- **Given passage**:
The extras are a mixed bag in that there are some excellent features including the The Director's Notebook: the Cinematic Sleight of Hand of Christopher Nolan, which is presented in high-def, and The Art of the Prestige. But, while there are two trailers on this disc, they aren't for The Prestige, and being greedy I'd have liked a commentary from Nolan at least. Given the subject matter it's possible that there are hidden features somewhere on the disc, but I couldn't find them in time to report here.
While it might seem faint praise to say this was my favorite movie of 2006 since I only saw about three movies all year (got a two year-old at home, man), this would have been a favorite in any year of my life. This film also has something in common with other first-rate mysteries like The Usual Suspects or even Sixth Sense: viewing it the second time around is perhaps even more enjoyable than the first, as you watch for the clues to its mysteries throughout. This makes this BD a must purchase.

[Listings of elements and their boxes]
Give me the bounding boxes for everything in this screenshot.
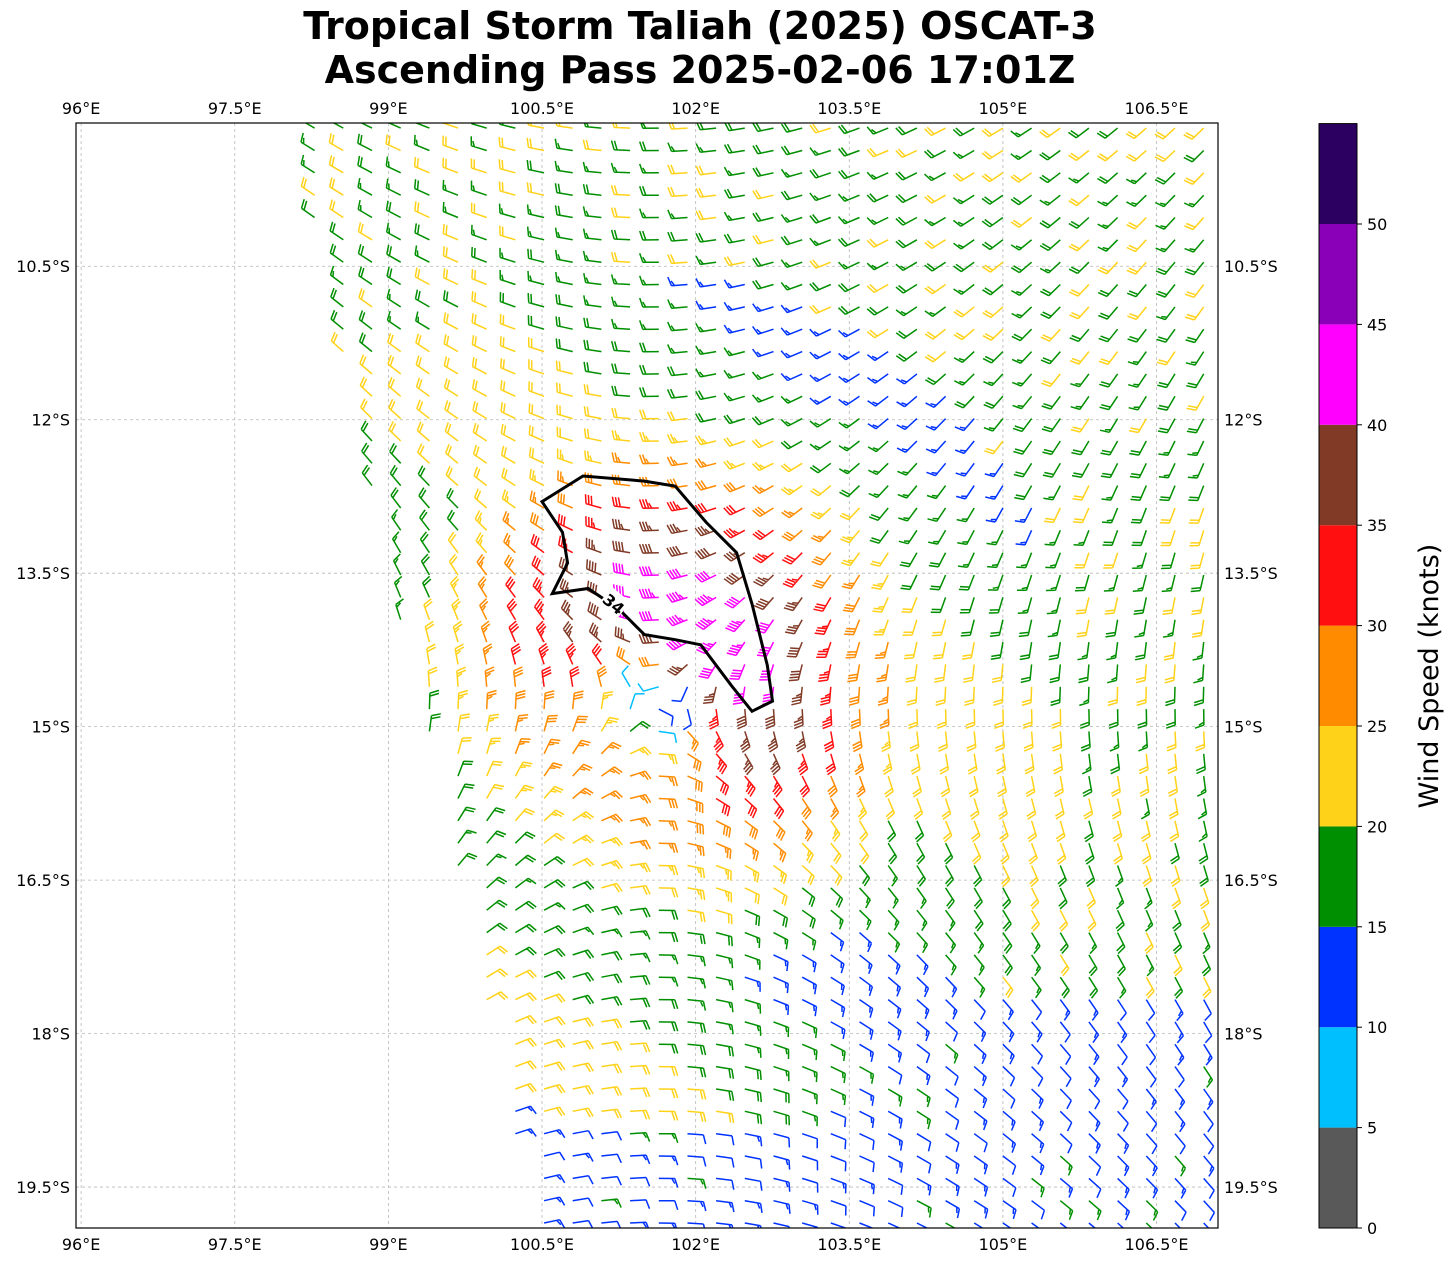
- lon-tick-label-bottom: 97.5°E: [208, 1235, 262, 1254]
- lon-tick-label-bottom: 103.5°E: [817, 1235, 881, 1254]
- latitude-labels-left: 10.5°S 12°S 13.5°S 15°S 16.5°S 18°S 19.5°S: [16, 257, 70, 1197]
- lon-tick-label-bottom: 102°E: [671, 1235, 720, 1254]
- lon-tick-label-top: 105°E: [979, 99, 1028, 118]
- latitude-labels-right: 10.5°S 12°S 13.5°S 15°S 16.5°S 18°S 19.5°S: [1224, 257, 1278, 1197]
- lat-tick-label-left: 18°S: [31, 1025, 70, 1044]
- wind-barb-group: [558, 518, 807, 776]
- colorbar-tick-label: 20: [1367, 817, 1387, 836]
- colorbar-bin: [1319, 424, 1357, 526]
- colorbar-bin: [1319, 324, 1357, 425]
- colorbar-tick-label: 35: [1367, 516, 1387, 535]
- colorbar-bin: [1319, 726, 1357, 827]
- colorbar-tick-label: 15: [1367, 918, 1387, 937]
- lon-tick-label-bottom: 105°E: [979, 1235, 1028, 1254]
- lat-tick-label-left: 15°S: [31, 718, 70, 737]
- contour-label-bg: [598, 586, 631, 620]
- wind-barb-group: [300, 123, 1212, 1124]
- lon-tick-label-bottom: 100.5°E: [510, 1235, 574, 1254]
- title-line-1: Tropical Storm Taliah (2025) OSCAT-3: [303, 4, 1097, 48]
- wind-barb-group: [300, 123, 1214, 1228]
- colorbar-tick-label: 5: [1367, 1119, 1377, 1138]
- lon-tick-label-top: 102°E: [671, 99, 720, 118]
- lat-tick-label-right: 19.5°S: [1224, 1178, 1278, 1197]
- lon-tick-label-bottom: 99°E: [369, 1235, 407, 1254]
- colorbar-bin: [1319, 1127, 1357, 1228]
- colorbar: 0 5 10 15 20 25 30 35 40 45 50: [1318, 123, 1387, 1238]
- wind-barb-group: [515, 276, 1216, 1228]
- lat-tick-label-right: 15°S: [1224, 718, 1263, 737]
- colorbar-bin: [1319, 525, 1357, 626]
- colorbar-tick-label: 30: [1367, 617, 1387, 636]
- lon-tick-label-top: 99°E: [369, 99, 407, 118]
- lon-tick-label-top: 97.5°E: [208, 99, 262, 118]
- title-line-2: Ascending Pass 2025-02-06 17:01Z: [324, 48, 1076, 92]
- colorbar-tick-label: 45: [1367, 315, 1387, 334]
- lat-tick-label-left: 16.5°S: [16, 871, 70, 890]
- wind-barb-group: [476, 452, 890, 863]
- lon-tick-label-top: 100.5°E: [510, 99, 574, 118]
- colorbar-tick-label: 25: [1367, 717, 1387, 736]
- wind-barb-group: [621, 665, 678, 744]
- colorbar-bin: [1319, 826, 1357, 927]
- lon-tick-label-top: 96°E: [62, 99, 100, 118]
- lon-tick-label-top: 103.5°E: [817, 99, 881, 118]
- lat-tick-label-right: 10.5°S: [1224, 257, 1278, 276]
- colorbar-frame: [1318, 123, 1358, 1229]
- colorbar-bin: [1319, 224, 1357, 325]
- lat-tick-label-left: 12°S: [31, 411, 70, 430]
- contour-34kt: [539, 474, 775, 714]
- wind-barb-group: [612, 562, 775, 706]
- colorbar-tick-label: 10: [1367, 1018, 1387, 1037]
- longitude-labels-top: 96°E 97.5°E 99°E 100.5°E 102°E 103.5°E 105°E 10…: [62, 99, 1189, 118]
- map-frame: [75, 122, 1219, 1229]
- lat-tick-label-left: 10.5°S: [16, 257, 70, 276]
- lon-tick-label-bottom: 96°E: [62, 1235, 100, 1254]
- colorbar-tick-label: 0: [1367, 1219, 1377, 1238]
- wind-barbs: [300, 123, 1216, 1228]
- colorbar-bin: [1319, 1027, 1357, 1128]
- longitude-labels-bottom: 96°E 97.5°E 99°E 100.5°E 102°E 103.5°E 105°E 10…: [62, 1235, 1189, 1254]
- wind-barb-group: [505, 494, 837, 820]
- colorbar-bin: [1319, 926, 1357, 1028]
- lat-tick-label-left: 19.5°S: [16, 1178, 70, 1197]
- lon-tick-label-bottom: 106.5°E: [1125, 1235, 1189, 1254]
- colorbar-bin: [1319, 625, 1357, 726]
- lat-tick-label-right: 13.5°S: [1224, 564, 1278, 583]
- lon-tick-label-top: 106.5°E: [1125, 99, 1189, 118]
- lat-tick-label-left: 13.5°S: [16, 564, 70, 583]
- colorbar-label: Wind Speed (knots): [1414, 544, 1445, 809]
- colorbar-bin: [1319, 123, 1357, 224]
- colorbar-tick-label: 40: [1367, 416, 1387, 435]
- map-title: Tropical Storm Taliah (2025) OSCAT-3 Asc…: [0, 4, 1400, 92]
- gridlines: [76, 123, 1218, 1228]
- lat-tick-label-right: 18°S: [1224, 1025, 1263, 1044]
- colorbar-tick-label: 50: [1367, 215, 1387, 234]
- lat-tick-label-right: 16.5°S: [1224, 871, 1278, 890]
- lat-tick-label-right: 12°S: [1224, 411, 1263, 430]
---
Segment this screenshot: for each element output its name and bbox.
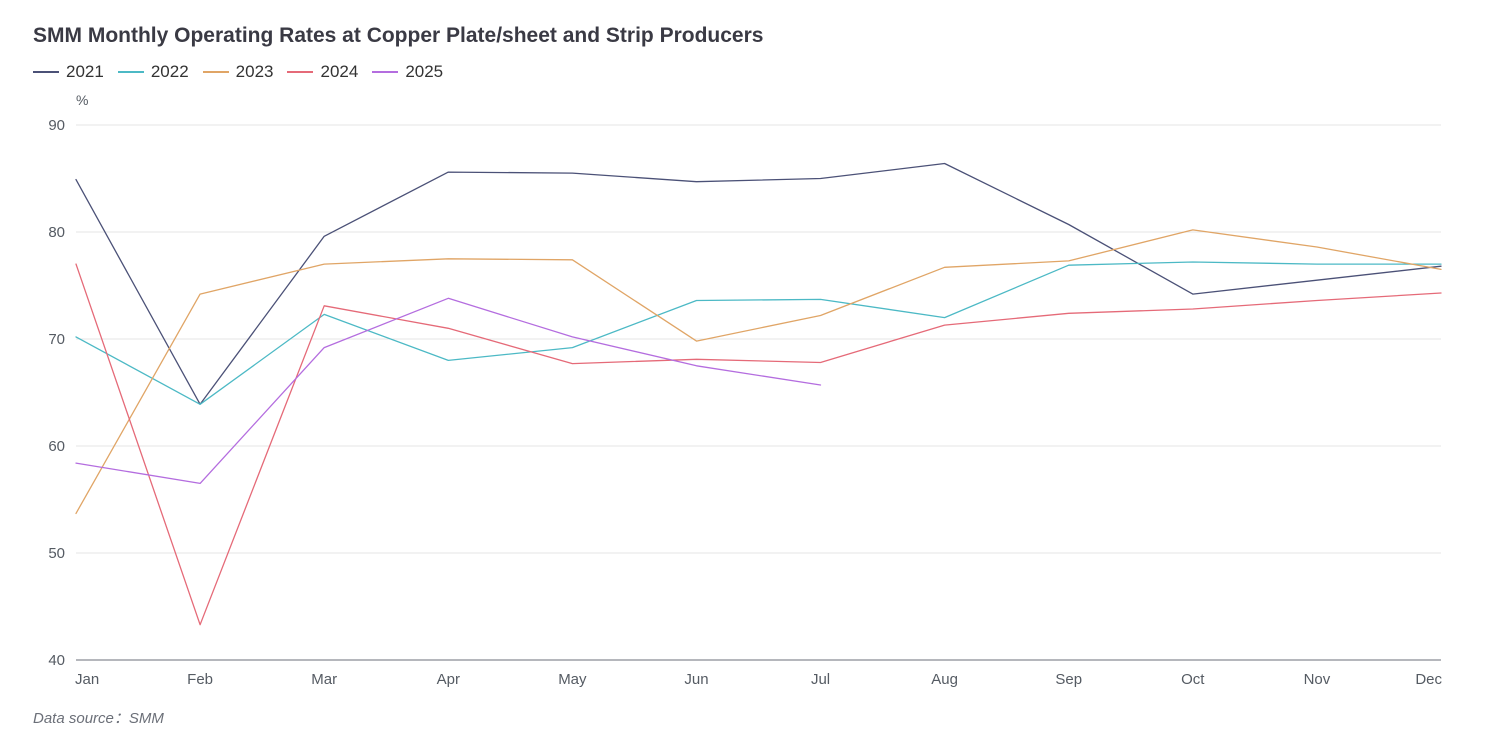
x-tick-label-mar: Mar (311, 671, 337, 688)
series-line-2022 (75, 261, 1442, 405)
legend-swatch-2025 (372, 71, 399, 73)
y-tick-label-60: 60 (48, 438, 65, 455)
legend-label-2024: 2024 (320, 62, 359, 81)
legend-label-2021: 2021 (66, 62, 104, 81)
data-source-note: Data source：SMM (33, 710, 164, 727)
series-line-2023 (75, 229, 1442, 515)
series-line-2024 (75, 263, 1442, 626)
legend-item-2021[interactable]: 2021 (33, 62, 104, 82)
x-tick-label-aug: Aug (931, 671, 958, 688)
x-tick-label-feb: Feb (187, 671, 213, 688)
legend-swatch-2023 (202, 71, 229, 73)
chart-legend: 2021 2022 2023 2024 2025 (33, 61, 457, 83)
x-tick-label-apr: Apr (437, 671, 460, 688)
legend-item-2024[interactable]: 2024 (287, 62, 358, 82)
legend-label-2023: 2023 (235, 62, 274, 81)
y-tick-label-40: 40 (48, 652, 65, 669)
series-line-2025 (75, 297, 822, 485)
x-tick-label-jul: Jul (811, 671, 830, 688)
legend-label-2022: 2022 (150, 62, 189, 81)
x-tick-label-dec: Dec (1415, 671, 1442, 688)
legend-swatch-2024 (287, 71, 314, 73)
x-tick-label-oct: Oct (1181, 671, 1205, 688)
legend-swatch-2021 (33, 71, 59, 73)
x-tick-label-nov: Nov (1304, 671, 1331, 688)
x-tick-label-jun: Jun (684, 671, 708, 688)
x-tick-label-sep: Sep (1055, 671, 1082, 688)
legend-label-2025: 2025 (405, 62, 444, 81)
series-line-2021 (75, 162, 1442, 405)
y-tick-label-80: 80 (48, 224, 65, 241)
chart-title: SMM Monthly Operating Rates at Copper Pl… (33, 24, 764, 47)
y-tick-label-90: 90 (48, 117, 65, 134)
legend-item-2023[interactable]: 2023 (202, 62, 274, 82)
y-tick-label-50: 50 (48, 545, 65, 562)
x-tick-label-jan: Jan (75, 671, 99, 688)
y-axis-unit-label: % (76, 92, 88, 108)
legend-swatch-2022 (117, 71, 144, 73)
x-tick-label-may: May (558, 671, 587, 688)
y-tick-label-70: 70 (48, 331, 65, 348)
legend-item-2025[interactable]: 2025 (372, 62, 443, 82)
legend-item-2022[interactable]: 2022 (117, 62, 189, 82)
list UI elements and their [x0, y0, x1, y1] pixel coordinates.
...
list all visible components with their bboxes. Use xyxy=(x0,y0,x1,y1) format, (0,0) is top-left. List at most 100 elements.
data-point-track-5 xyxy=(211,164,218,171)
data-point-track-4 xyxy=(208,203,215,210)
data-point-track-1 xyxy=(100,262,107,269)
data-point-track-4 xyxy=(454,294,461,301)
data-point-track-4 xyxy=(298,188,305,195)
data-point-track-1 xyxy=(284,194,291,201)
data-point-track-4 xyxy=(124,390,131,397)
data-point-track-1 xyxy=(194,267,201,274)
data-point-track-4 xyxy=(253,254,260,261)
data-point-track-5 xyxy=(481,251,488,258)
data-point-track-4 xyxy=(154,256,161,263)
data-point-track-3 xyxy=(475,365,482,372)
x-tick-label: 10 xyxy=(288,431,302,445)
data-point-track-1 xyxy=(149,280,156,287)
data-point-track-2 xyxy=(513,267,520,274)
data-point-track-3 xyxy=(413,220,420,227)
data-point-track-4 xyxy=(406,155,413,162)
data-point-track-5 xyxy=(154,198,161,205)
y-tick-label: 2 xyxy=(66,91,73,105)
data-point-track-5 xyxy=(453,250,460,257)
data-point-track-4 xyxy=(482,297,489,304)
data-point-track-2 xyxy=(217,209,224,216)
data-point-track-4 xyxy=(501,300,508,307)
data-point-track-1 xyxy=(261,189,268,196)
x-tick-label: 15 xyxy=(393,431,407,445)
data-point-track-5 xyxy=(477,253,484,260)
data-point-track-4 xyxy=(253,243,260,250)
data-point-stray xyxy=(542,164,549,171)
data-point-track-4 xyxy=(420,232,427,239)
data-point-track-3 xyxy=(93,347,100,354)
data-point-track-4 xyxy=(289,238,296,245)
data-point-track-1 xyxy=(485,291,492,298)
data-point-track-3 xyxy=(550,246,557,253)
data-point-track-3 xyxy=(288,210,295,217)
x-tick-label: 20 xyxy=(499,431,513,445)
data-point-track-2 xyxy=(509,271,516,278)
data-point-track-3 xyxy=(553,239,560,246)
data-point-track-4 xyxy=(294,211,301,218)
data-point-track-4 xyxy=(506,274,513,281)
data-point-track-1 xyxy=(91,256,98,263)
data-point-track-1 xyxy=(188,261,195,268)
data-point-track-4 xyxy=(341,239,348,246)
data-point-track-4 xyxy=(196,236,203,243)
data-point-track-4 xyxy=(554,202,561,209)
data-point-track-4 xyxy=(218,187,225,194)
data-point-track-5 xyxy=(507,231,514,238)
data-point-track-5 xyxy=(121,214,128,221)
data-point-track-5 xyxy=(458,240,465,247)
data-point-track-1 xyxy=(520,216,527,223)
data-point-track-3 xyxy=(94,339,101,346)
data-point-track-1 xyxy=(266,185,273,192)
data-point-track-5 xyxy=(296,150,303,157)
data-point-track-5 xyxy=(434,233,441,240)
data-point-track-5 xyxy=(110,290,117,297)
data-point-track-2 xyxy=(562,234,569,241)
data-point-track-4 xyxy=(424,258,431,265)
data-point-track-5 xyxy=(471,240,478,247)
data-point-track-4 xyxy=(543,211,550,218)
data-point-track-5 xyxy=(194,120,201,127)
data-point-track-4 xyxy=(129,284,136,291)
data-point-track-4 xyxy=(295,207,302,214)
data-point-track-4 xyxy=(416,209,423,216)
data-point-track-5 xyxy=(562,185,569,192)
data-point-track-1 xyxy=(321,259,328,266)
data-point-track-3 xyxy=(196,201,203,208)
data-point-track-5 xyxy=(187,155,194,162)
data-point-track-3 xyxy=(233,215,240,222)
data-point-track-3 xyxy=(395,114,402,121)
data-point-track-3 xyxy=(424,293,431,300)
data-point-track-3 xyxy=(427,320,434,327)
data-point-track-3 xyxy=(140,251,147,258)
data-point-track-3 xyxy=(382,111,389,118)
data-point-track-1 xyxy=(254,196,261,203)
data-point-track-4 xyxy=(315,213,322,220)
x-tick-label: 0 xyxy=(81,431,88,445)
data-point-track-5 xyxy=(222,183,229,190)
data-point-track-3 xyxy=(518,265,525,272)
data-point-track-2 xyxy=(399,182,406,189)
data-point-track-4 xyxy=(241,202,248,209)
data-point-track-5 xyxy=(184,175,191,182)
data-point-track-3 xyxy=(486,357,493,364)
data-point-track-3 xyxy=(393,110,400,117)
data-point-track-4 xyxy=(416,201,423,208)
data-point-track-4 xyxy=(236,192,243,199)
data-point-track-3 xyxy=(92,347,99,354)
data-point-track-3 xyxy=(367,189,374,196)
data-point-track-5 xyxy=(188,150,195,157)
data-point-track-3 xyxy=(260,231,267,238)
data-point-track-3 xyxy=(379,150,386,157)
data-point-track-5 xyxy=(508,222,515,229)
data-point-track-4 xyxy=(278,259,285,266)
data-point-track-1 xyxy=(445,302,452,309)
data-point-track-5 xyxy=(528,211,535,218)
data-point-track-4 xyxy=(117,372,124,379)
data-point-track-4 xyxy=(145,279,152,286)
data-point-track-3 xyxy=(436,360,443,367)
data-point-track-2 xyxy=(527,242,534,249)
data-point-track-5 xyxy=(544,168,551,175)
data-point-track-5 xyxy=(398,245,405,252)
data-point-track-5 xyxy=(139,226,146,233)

- **Required task A**: Which extra does the review of The Prestige say is presented in high definition?
- **Required task B**: In the entries, copy out the lines starting at the one that contains "- lon-tick-label-bottom: 97.5°E: [208, 1235, 262, 1254]" and ending with the one that contains "- latitude-labels-left: 10.5°S", including both of those lines.

- **Exercise solution A**: The Director's Notebook: the Cinematic Sleight of Hand of Christopher Nolan.

- **Exercise solution B**:
- lon-tick-label-bottom: 97.5°E: [208, 1235, 262, 1254]
- lon-tick-label-bottom: 103.5°E: [817, 1235, 881, 1254]
- latitude-labels-left: 10.5°S 12°S 13.5°S 15°S 16.5°S 18°S 19.5°S: [16, 257, 70, 1197]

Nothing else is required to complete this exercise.